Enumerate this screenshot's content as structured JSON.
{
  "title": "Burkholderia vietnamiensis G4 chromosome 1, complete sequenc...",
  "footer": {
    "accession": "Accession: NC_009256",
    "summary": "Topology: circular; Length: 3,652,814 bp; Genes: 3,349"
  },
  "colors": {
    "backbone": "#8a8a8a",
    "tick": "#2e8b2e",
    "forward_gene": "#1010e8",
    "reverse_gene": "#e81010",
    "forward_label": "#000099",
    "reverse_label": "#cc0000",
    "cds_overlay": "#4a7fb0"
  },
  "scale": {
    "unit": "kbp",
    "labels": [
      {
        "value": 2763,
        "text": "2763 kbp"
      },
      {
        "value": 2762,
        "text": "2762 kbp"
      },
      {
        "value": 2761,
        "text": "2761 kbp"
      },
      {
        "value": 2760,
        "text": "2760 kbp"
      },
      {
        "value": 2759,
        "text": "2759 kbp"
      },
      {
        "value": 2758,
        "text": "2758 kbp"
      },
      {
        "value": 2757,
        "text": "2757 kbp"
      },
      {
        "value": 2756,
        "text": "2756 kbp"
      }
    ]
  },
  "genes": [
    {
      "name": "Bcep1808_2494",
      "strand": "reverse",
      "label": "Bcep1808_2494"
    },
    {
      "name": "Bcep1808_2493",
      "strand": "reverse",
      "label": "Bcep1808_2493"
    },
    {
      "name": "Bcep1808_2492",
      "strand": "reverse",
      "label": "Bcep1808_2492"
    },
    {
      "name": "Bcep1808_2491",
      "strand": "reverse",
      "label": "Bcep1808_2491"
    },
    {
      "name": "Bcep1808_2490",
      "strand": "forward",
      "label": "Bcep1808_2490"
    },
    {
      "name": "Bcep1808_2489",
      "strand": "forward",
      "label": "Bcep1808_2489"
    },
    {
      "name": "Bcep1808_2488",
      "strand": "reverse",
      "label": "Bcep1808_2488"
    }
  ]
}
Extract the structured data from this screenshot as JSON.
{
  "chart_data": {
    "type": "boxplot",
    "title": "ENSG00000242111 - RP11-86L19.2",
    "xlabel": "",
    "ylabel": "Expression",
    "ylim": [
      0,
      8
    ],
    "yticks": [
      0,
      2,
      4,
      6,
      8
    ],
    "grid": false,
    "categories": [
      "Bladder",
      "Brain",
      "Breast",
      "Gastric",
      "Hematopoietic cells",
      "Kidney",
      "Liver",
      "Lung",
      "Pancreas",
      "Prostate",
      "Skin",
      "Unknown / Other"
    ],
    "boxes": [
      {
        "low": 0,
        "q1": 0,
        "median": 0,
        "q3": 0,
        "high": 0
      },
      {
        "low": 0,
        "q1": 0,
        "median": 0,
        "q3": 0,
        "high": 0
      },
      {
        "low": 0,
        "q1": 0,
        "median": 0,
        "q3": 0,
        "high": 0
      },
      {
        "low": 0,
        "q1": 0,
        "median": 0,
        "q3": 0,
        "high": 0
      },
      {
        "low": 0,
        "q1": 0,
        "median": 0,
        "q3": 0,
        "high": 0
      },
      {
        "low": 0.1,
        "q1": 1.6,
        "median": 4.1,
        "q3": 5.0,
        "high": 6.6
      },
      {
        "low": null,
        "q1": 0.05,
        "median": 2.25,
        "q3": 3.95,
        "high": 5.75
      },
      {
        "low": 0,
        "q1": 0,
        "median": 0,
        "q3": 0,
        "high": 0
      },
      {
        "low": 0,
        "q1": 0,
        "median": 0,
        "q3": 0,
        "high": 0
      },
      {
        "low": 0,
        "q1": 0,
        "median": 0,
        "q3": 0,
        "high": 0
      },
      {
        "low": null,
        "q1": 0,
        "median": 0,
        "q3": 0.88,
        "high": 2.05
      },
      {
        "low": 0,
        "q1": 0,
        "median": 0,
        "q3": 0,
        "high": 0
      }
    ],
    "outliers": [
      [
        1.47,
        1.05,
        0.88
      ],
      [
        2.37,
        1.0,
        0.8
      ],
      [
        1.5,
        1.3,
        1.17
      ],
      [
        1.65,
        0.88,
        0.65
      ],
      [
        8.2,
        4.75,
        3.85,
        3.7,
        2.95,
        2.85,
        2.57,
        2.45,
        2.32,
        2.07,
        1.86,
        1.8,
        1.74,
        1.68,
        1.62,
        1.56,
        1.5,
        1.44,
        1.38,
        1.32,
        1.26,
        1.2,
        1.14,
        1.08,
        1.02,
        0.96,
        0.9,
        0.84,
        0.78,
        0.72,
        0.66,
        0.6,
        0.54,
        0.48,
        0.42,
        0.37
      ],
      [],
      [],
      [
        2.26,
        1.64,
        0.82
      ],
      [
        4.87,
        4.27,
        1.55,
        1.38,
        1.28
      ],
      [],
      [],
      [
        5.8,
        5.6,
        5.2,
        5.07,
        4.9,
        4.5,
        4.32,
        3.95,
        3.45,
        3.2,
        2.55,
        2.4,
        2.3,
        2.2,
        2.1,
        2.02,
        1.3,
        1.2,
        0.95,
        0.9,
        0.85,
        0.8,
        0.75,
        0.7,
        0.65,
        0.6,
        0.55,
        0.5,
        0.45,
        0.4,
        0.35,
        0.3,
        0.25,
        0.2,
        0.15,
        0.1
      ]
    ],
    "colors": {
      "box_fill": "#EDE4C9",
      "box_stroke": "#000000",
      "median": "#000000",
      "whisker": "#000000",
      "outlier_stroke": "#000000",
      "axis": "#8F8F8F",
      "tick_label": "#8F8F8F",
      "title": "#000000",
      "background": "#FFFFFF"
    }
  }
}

+++++

__Task details__
Restate the entries above. Match them exactly.

__Worked solution__
Enumerate this screenshot's content as structured JSON.
{
  "title": "Burkholderia vietnamiensis G4 chromosome 1, complete sequenc...",
  "footer": {
    "accession": "Accession: NC_009256",
    "summary": "Topology: circular; Length: 3,652,814 bp; Genes: 3,349"
  },
  "colors": {
    "backbone": "#8a8a8a",
    "tick": "#2e8b2e",
    "forward_gene": "#1010e8",
    "reverse_gene": "#e81010",
    "forward_label": "#000099",
    "reverse_label": "#cc0000",
    "cds_overlay": "#4a7fb0"
  },
  "scale": {
    "unit": "kbp",
    "labels": [
      {
        "value": 2763,
        "text": "2763 kbp"
      },
      {
        "value": 2762,
        "text": "2762 kbp"
      },
      {
        "value": 2761,
        "text": "2761 kbp"
      },
      {
        "value": 2760,
        "text": "2760 kbp"
      },
      {
        "value": 2759,
        "text": "2759 kbp"
      },
      {
        "value": 2758,
        "text": "2758 kbp"
      },
      {
        "value": 2757,
        "text": "2757 kbp"
      },
      {
        "value": 2756,
        "text": "2756 kbp"
      }
    ]
  },
  "genes": [
    {
      "name": "Bcep1808_2494",
      "strand": "reverse",
      "label": "Bcep1808_2494"
    },
    {
      "name": "Bcep1808_2493",
      "strand": "reverse",
      "label": "Bcep1808_2493"
    },
    {
      "name": "Bcep1808_2492",
      "strand": "reverse",
      "label": "Bcep1808_2492"
    },
    {
      "name": "Bcep1808_2491",
      "strand": "reverse",
      "label": "Bcep1808_2491"
    },
    {
      "name": "Bcep1808_2490",
      "strand": "forward",
      "label": "Bcep1808_2490"
    },
    {
      "name": "Bcep1808_2489",
      "strand": "forward",
      "label": "Bcep1808_2489"
    },
    {
      "name": "Bcep1808_2488",
      "strand": "reverse",
      "label": "Bcep1808_2488"
    }
  ]
}
Extract the structured data from this screenshot as JSON.
{
  "chart_data": {
    "type": "boxplot",
    "title": "ENSG00000242111 - RP11-86L19.2",
    "xlabel": "",
    "ylabel": "Expression",
    "ylim": [
      0,
      8
    ],
    "yticks": [
      0,
      2,
      4,
      6,
      8
    ],
    "grid": false,
    "categories": [
      "Bladder",
      "Brain",
      "Breast",
      "Gastric",
      "Hematopoietic cells",
      "Kidney",
      "Liver",
      "Lung",
      "Pancreas",
      "Prostate",
      "Skin",
      "Unknown / Other"
    ],
    "boxes": [
      {
        "low": 0,
        "q1": 0,
        "median": 0,
        "q3": 0,
        "high": 0
      },
      {
        "low": 0,
        "q1": 0,
        "median": 0,
        "q3": 0,
        "high": 0
      },
      {
        "low": 0,
        "q1": 0,
        "median": 0,
        "q3": 0,
        "high": 0
      },
      {
        "low": 0,
        "q1": 0,
        "median": 0,
        "q3": 0,
        "high": 0
      },
      {
        "low": 0,
        "q1": 0,
        "median": 0,
        "q3": 0,
        "high": 0
      },
      {
        "low": 0.1,
        "q1": 1.6,
        "median": 4.1,
        "q3": 5.0,
        "high": 6.6
      },
      {
        "low": null,
        "q1": 0.05,
        "median": 2.25,
        "q3": 3.95,
        "high": 5.75
      },
      {
        "low": 0,
        "q1": 0,
        "median": 0,
        "q3": 0,
        "high": 0
      },
      {
        "low": 0,
        "q1": 0,
        "median": 0,
        "q3": 0,
        "high": 0
      },
      {
        "low": 0,
        "q1": 0,
        "median": 0,
        "q3": 0,
        "high": 0
      },
      {
        "low": null,
        "q1": 0,
        "median": 0,
        "q3": 0.88,
        "high": 2.05
      },
      {
        "low": 0,
        "q1": 0,
        "median": 0,
        "q3": 0,
        "high": 0
      }
    ],
    "outliers": [
      [
        1.47,
        1.05,
        0.88
      ],
      [
        2.37,
        1.0,
        0.8
      ],
      [
        1.5,
        1.3,
        1.17
      ],
      [
        1.65,
        0.88,
        0.65
      ],
      [
        8.2,
        4.75,
        3.85,
        3.7,
        2.95,
        2.85,
        2.57,
        2.45,
        2.32,
        2.07,
        1.86,
        1.8,
        1.74,
        1.68,
        1.62,
        1.56,
        1.5,
        1.44,
        1.38,
        1.32,
        1.26,
        1.2,
        1.14,
        1.08,
        1.02,
        0.96,
        0.9,
        0.84,
        0.78,
        0.72,
        0.66,
        0.6,
        0.54,
        0.48,
        0.42,
        0.37
      ],
      [],
      [],
      [
        2.26,
        1.64,
        0.82
      ],
      [
        4.87,
        4.27,
        1.55,
        1.38,
        1.28
      ],
      [],
      [],
      [
        5.8,
        5.6,
        5.2,
        5.07,
        4.9,
        4.5,
        4.32,
        3.95,
        3.45,
        3.2,
        2.55,
        2.4,
        2.3,
        2.2,
        2.1,
        2.02,
        1.3,
        1.2,
        0.95,
        0.9,
        0.85,
        0.8,
        0.75,
        0.7,
        0.65,
        0.6,
        0.55,
        0.5,
        0.45,
        0.4,
        0.35,
        0.3,
        0.25,
        0.2,
        0.15,
        0.1
      ]
    ],
    "colors": {
      "box_fill": "#EDE4C9",
      "box_stroke": "#000000",
      "median": "#000000",
      "whisker": "#000000",
      "outlier_stroke": "#000000",
      "axis": "#8F8F8F",
      "tick_label": "#8F8F8F",
      "title": "#000000",
      "background": "#FFFFFF"
    }
  }
}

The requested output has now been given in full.